Task inputs ->

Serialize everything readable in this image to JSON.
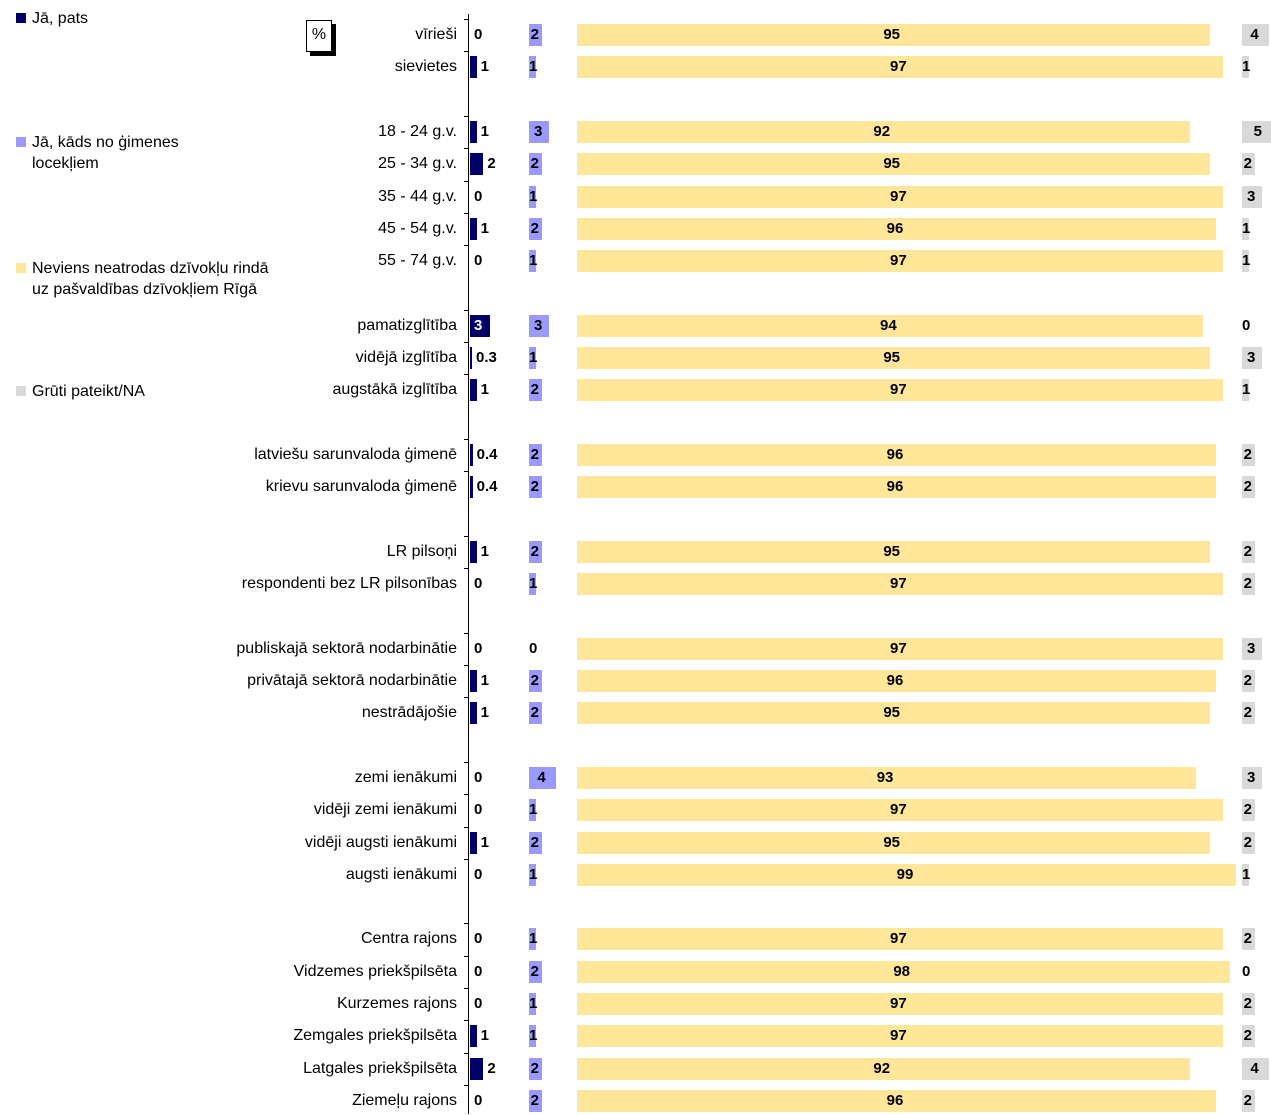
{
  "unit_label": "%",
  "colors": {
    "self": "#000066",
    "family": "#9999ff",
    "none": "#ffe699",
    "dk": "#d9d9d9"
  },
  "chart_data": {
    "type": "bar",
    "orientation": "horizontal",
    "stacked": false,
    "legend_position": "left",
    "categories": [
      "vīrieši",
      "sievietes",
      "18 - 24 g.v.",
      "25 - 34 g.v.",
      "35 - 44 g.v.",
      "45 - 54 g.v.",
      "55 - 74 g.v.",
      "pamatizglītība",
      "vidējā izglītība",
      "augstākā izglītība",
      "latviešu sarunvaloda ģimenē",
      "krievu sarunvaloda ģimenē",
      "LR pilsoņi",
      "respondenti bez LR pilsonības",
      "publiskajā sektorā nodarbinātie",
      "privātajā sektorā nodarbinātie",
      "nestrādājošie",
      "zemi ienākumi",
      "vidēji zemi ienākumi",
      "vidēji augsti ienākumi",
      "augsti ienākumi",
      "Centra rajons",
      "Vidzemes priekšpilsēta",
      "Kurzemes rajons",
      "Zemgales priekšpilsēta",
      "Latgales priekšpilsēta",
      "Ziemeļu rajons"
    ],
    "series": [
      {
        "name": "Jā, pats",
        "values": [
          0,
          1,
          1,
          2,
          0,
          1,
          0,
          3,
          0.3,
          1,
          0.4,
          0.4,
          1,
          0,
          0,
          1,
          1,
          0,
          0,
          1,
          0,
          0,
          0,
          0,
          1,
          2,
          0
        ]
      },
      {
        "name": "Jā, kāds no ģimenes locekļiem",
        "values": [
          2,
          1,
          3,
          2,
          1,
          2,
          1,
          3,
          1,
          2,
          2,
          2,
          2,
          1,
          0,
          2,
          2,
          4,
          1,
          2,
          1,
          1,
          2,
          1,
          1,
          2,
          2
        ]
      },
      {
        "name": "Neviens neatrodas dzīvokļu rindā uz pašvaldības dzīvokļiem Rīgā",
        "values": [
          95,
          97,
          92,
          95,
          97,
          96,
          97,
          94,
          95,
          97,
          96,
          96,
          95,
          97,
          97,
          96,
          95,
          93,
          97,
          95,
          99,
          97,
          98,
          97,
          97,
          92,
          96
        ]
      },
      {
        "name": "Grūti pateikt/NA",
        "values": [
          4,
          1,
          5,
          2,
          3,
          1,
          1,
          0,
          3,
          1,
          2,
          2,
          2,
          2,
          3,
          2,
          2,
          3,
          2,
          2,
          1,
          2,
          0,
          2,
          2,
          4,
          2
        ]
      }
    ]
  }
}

Task to carry out -> Only lines with "ienākumi" are wanted here; list each of them.

Exercise output ->
      "zemi ienākumi",
      "vidēji zemi ienākumi",
      "vidēji augsti ienākumi",
      "augsti ienākumi",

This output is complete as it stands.